### [Activity]
Give back the full set of entries that follows, exactly as written.

::::

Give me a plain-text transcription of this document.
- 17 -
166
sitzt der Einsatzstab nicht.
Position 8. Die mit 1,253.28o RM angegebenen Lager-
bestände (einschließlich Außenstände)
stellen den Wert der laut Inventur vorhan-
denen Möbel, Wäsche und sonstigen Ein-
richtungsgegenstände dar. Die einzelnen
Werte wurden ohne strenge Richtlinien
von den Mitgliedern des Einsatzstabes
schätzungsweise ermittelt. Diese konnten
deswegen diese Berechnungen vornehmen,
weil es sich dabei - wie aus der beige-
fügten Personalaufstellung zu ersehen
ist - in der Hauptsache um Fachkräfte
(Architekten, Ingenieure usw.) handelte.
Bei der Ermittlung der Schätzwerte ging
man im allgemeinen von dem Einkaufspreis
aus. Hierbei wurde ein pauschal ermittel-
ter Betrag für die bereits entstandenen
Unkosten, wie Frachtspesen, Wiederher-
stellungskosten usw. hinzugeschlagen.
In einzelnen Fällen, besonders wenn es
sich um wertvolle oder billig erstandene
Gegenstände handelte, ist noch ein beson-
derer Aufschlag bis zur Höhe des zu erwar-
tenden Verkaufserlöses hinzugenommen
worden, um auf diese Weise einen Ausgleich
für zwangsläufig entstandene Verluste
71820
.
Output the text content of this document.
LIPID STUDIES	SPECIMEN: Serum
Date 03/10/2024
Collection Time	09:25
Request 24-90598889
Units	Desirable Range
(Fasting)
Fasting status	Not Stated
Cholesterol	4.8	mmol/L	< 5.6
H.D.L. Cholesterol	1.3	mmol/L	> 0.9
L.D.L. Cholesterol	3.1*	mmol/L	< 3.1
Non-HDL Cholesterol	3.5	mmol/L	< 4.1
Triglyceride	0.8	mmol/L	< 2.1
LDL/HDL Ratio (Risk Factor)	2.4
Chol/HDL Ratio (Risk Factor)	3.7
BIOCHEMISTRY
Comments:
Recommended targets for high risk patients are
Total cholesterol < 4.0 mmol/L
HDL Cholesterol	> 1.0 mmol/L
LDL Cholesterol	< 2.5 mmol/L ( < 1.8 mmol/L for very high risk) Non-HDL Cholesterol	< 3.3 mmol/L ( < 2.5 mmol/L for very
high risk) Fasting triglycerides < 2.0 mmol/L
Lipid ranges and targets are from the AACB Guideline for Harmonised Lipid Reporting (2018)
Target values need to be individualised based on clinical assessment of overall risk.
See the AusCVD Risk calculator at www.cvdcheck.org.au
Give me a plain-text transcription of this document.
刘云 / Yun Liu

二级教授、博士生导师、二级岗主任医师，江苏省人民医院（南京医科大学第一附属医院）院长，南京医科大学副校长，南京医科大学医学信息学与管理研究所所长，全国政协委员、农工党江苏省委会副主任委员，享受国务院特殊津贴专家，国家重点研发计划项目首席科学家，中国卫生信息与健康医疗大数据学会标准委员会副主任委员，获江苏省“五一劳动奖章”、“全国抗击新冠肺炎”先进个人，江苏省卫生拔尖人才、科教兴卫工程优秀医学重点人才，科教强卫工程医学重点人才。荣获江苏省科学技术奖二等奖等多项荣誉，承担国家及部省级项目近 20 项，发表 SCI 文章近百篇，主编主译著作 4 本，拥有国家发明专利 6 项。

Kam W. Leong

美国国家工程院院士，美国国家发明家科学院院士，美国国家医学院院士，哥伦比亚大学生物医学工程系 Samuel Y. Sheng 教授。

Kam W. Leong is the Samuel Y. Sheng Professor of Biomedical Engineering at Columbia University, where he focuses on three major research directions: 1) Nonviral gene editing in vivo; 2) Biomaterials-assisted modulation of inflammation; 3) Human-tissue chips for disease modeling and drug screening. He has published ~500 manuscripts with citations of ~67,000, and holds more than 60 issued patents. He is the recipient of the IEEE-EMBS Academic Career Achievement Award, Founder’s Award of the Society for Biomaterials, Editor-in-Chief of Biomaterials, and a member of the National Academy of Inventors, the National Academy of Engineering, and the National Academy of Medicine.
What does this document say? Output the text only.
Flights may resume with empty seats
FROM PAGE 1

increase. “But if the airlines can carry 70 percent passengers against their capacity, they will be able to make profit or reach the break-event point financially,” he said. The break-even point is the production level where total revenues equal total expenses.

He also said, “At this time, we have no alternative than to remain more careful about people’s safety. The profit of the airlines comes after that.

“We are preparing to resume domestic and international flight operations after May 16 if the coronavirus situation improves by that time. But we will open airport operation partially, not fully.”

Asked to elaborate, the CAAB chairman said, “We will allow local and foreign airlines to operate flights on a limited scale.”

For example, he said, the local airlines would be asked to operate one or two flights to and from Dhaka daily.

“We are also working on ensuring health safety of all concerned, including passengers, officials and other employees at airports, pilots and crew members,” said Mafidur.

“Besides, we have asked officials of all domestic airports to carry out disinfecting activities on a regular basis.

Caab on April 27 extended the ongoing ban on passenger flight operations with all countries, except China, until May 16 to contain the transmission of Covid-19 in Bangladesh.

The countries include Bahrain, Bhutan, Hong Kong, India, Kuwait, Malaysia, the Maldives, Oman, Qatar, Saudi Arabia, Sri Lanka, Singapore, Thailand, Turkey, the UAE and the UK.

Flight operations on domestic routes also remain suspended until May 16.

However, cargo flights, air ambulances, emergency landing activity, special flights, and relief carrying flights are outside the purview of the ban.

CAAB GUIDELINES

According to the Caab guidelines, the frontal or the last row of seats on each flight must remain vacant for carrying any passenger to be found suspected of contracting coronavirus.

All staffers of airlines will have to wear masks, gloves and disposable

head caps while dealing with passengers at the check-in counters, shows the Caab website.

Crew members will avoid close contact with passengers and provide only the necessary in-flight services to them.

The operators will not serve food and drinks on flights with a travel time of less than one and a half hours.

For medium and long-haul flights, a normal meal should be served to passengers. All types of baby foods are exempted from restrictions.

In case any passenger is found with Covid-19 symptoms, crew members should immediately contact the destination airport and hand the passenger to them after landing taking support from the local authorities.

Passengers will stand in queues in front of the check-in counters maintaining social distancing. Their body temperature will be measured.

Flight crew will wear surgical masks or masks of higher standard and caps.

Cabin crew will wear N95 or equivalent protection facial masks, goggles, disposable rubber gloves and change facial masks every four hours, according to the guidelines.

::::

### [Result of this exercise]
Give me a plain-text transcription of this document.
- 17 -
166
sitzt der Einsatzstab nicht.
Position 8. Die mit 1,253.28o RM angegebenen Lager-
bestände (einschließlich Außenstände)
stellen den Wert der laut Inventur vorhan-
denen Möbel, Wäsche und sonstigen Ein-
richtungsgegenstände dar. Die einzelnen
Werte wurden ohne strenge Richtlinien
von den Mitgliedern des Einsatzstabes
schätzungsweise ermittelt. Diese konnten
deswegen diese Berechnungen vornehmen,
weil es sich dabei - wie aus der beige-
fügten Personalaufstellung zu ersehen
ist - in der Hauptsache um Fachkräfte
(Architekten, Ingenieure usw.) handelte.
Bei der Ermittlung der Schätzwerte ging
man im allgemeinen von dem Einkaufspreis
aus. Hierbei wurde ein pauschal ermittel-
ter Betrag für die bereits entstandenen
Unkosten, wie Frachtspesen, Wiederher-
stellungskosten usw. hinzugeschlagen.
In einzelnen Fällen, besonders wenn es
sich um wertvolle oder billig erstandene
Gegenstände handelte, ist noch ein beson-
derer Aufschlag bis zur Höhe des zu erwar-
tenden Verkaufserlöses hinzugenommen
worden, um auf diese Weise einen Ausgleich
für zwangsläufig entstandene Verluste
71820
.
Output the text content of this document.
LIPID STUDIES	SPECIMEN: Serum
Date 03/10/2024
Collection Time	09:25
Request 24-90598889
Units	Desirable Range
(Fasting)
Fasting status	Not Stated
Cholesterol	4.8	mmol/L	< 5.6
H.D.L. Cholesterol	1.3	mmol/L	> 0.9
L.D.L. Cholesterol	3.1*	mmol/L	< 3.1
Non-HDL Cholesterol	3.5	mmol/L	< 4.1
Triglyceride	0.8	mmol/L	< 2.1
LDL/HDL Ratio (Risk Factor)	2.4
Chol/HDL Ratio (Risk Factor)	3.7
BIOCHEMISTRY
Comments:
Recommended targets for high risk patients are
Total cholesterol < 4.0 mmol/L
HDL Cholesterol	> 1.0 mmol/L
LDL Cholesterol	< 2.5 mmol/L ( < 1.8 mmol/L for very high risk) Non-HDL Cholesterol	< 3.3 mmol/L ( < 2.5 mmol/L for very
high risk) Fasting triglycerides < 2.0 mmol/L
Lipid ranges and targets are from the AACB Guideline for Harmonised Lipid Reporting (2018)
Target values need to be individualised based on clinical assessment of overall risk.
See the AusCVD Risk calculator at www.cvdcheck.org.au
Give me a plain-text transcription of this document.
刘云 / Yun Liu

二级教授、博士生导师、二级岗主任医师，江苏省人民医院（南京医科大学第一附属医院）院长，南京医科大学副校长，南京医科大学医学信息学与管理研究所所长，全国政协委员、农工党江苏省委会副主任委员，享受国务院特殊津贴专家，国家重点研发计划项目首席科学家，中国卫生信息与健康医疗大数据学会标准委员会副主任委员，获江苏省“五一劳动奖章”、“全国抗击新冠肺炎”先进个人，江苏省卫生拔尖人才、科教兴卫工程优秀医学重点人才，科教强卫工程医学重点人才。荣获江苏省科学技术奖二等奖等多项荣誉，承担国家及部省级项目近 20 项，发表 SCI 文章近百篇，主编主译著作 4 本，拥有国家发明专利 6 项。

Kam W. Leong

美国国家工程院院士，美国国家发明家科学院院士，美国国家医学院院士，哥伦比亚大学生物医学工程系 Samuel Y. Sheng 教授。

Kam W. Leong is the Samuel Y. Sheng Professor of Biomedical Engineering at Columbia University, where he focuses on three major research directions: 1) Nonviral gene editing in vivo; 2) Biomaterials-assisted modulation of inflammation; 3) Human-tissue chips for disease modeling and drug screening. He has published ~500 manuscripts with citations of ~67,000, and holds more than 60 issued patents. He is the recipient of the IEEE-EMBS Academic Career Achievement Award, Founder’s Award of the Society for Biomaterials, Editor-in-Chief of Biomaterials, and a member of the National Academy of Inventors, the National Academy of Engineering, and the National Academy of Medicine.
What does this document say? Output the text only.
Flights may resume with empty seats
FROM PAGE 1

increase. “But if the airlines can carry 70 percent passengers against their capacity, they will be able to make profit or reach the break-event point financially,” he said. The break-even point is the production level where total revenues equal total expenses.

He also said, “At this time, we have no alternative than to remain more careful about people’s safety. The profit of the airlines comes after that.

“We are preparing to resume domestic and international flight operations after May 16 if the coronavirus situation improves by that time. But we will open airport operation partially, not fully.”

Asked to elaborate, the CAAB chairman said, “We will allow local and foreign airlines to operate flights on a limited scale.”

For example, he said, the local airlines would be asked to operate one or two flights to and from Dhaka daily.

“We are also working on ensuring health safety of all concerned, including passengers, officials and other employees at airports, pilots and crew members,” said Mafidur.

“Besides, we have asked officials of all domestic airports to carry out disinfecting activities on a regular basis.

Caab on April 27 extended the ongoing ban on passenger flight operations with all countries, except China, until May 16 to contain the transmission of Covid-19 in Bangladesh.

The countries include Bahrain, Bhutan, Hong Kong, India, Kuwait, Malaysia, the Maldives, Oman, Qatar, Saudi Arabia, Sri Lanka, Singapore, Thailand, Turkey, the UAE and the UK.

Flight operations on domestic routes also remain suspended until May 16.

However, cargo flights, air ambulances, emergency landing activity, special flights, and relief carrying flights are outside the purview of the ban.

CAAB GUIDELINES

According to the Caab guidelines, the frontal or the last row of seats on each flight must remain vacant for carrying any passenger to be found suspected of contracting coronavirus.

All staffers of airlines will have to wear masks, gloves and disposable

head caps while dealing with passengers at the check-in counters, shows the Caab website.

Crew members will avoid close contact with passengers and provide only the necessary in-flight services to them.

The operators will not serve food and drinks on flights with a travel time of less than one and a half hours.

For medium and long-haul flights, a normal meal should be served to passengers. All types of baby foods are exempted from restrictions.

In case any passenger is found with Covid-19 symptoms, crew members should immediately contact the destination airport and hand the passenger to them after landing taking support from the local authorities.

Passengers will stand in queues in front of the check-in counters maintaining social distancing. Their body temperature will be measured.

Flight crew will wear surgical masks or masks of higher standard and caps.

Cabin crew will wear N95 or equivalent protection facial masks, goggles, disposable rubber gloves and change facial masks every four hours, according to the guidelines.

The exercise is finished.